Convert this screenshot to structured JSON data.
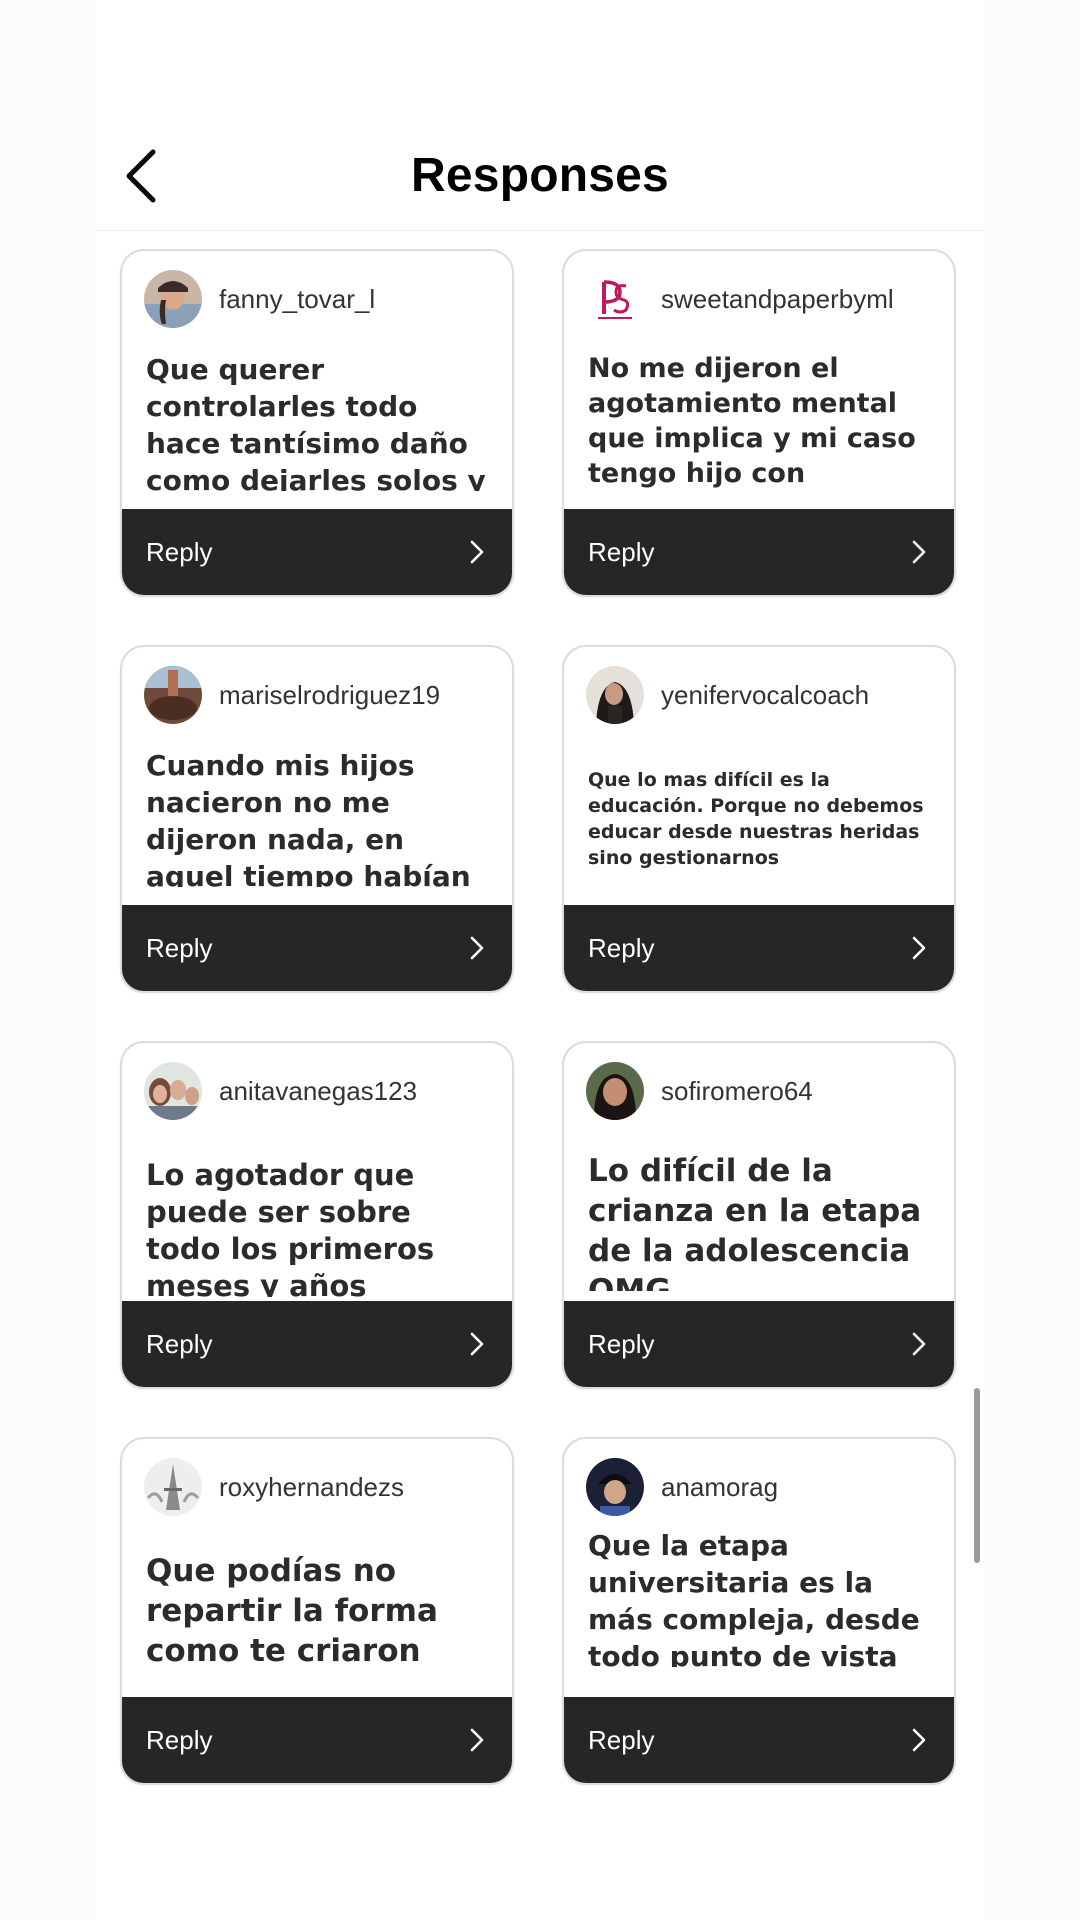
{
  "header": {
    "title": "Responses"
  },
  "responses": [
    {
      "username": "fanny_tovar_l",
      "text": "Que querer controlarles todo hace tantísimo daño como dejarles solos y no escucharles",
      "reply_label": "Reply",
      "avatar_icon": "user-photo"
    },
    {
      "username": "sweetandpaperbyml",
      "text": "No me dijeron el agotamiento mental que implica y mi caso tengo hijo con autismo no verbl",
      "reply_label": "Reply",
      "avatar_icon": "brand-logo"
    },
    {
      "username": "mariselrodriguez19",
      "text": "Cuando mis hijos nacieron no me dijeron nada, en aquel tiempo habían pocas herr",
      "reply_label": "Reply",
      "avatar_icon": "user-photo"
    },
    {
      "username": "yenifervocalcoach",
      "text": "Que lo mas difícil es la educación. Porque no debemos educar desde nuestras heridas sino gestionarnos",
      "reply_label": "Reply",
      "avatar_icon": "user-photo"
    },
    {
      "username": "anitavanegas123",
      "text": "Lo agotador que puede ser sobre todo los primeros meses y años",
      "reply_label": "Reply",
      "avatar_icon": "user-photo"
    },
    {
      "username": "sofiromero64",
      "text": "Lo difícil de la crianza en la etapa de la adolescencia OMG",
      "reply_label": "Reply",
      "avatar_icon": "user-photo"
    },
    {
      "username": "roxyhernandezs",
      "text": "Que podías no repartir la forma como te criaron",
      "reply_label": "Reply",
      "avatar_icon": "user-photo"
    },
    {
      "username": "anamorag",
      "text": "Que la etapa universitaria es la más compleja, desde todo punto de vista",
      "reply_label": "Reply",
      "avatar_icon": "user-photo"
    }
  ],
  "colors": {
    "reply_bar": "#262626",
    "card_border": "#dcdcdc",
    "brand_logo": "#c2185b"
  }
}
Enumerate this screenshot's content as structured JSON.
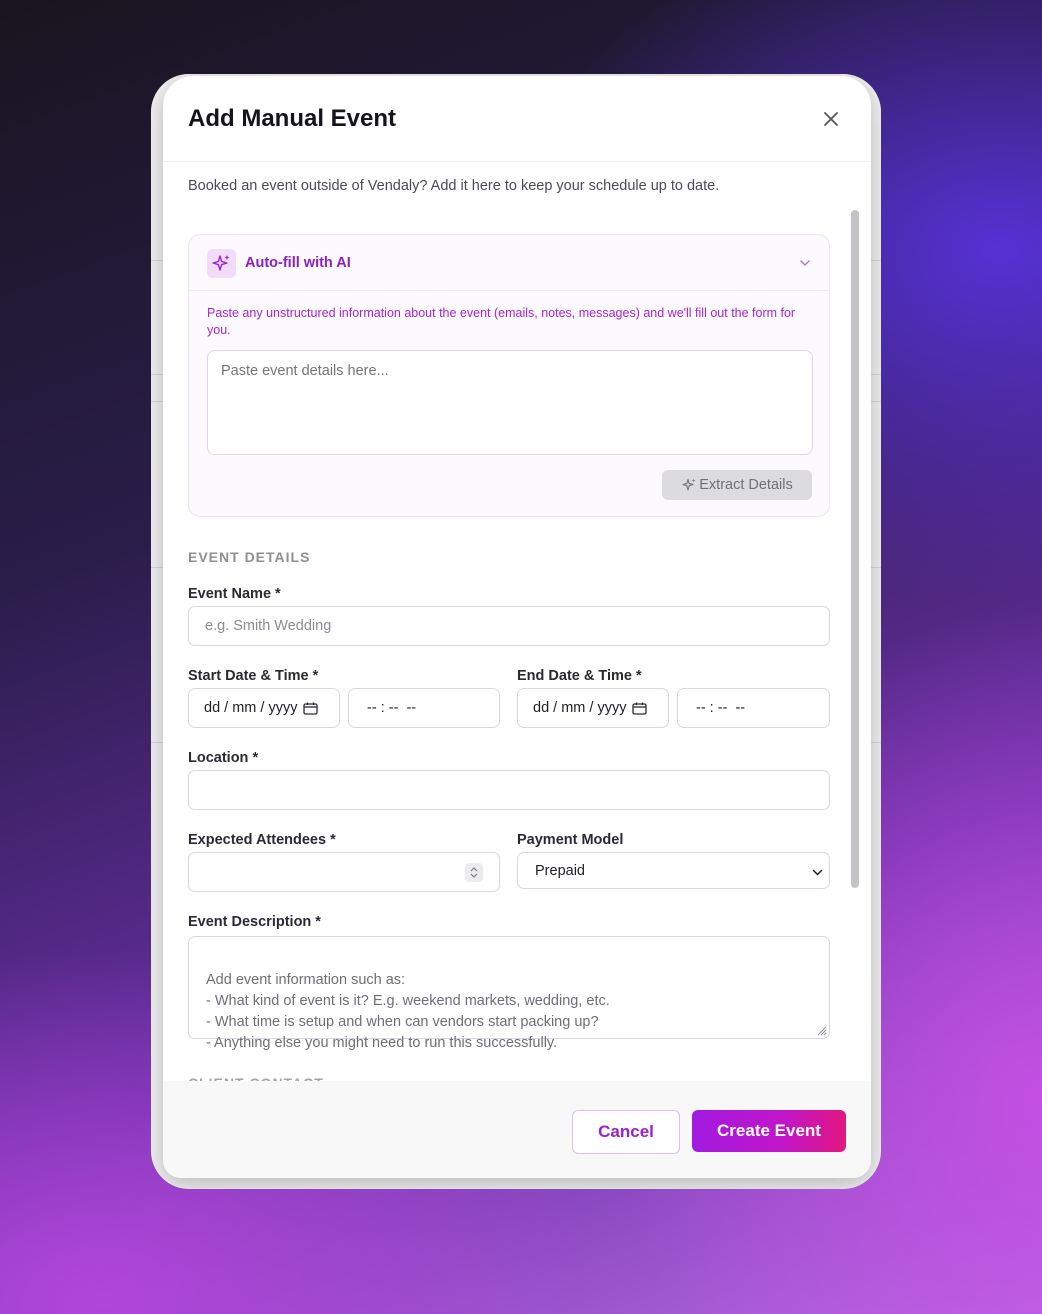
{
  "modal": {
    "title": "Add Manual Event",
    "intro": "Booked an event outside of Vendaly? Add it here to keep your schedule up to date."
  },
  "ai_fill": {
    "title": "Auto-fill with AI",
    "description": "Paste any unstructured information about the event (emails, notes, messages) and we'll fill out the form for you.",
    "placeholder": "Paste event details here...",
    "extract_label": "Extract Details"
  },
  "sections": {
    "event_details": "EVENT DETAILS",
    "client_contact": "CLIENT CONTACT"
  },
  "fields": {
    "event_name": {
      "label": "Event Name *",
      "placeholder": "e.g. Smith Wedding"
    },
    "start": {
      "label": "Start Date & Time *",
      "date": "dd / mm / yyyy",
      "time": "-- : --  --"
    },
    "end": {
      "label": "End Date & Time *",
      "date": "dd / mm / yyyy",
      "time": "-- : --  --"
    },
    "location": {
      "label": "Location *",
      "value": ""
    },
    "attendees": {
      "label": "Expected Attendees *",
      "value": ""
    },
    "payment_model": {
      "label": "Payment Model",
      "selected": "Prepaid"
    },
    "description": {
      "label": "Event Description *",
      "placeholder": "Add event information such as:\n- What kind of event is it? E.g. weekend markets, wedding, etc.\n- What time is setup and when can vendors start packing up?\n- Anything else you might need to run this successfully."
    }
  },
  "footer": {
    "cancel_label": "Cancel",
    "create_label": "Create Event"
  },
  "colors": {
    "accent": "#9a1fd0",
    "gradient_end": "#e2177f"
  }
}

-- -- --

### Goal
Set the listing down in full and exactly. Pictures within it should not appear in the copy.

### Answer to this exercise
Convert this screenshot to structured JSON data.
{
  "header": {
    "title": "Responses"
  },
  "responses": [
    {
      "username": "fanny_tovar_l",
      "text": "Que querer controlarles todo hace tantísimo daño como dejarles solos y no escucharles",
      "reply_label": "Reply",
      "avatar_icon": "user-photo"
    },
    {
      "username": "sweetandpaperbyml",
      "text": "No me dijeron el agotamiento mental que implica y mi caso tengo hijo con autismo no verbl",
      "reply_label": "Reply",
      "avatar_icon": "brand-logo"
    },
    {
      "username": "mariselrodriguez19",
      "text": "Cuando mis hijos nacieron no me dijeron nada, en aquel tiempo habían pocas herr",
      "reply_label": "Reply",
      "avatar_icon": "user-photo"
    },
    {
      "username": "yenifervocalcoach",
      "text": "Que lo mas difícil es la educación. Porque no debemos educar desde nuestras heridas sino gestionarnos",
      "reply_label": "Reply",
      "avatar_icon": "user-photo"
    },
    {
      "username": "anitavanegas123",
      "text": "Lo agotador que puede ser sobre todo los primeros meses y años",
      "reply_label": "Reply",
      "avatar_icon": "user-photo"
    },
    {
      "username": "sofiromero64",
      "text": "Lo difícil de la crianza en la etapa de la adolescencia OMG",
      "reply_label": "Reply",
      "avatar_icon": "user-photo"
    },
    {
      "username": "roxyhernandezs",
      "text": "Que podías no repartir la forma como te criaron",
      "reply_label": "Reply",
      "avatar_icon": "user-photo"
    },
    {
      "username": "anamorag",
      "text": "Que la etapa universitaria es la más compleja, desde todo punto de vista",
      "reply_label": "Reply",
      "avatar_icon": "user-photo"
    }
  ],
  "colors": {
    "reply_bar": "#262626",
    "card_border": "#dcdcdc",
    "brand_logo": "#c2185b"
  }
}
Enumerate this screenshot's content as structured JSON.
{
  "modal": {
    "title": "Add Manual Event",
    "intro": "Booked an event outside of Vendaly? Add it here to keep your schedule up to date."
  },
  "ai_fill": {
    "title": "Auto-fill with AI",
    "description": "Paste any unstructured information about the event (emails, notes, messages) and we'll fill out the form for you.",
    "placeholder": "Paste event details here...",
    "extract_label": "Extract Details"
  },
  "sections": {
    "event_details": "EVENT DETAILS",
    "client_contact": "CLIENT CONTACT"
  },
  "fields": {
    "event_name": {
      "label": "Event Name *",
      "placeholder": "e.g. Smith Wedding"
    },
    "start": {
      "label": "Start Date & Time *",
      "date": "dd / mm / yyyy",
      "time": "-- : --  --"
    },
    "end": {
      "label": "End Date & Time *",
      "date": "dd / mm / yyyy",
      "time": "-- : --  --"
    },
    "location": {
      "label": "Location *",
      "value": ""
    },
    "attendees": {
      "label": "Expected Attendees *",
      "value": ""
    },
    "payment_model": {
      "label": "Payment Model",
      "selected": "Prepaid"
    },
    "description": {
      "label": "Event Description *",
      "placeholder": "Add event information such as:\n- What kind of event is it? E.g. weekend markets, wedding, etc.\n- What time is setup and when can vendors start packing up?\n- Anything else you might need to run this successfully."
    }
  },
  "footer": {
    "cancel_label": "Cancel",
    "create_label": "Create Event"
  },
  "colors": {
    "accent": "#9a1fd0",
    "gradient_end": "#e2177f"
  }
}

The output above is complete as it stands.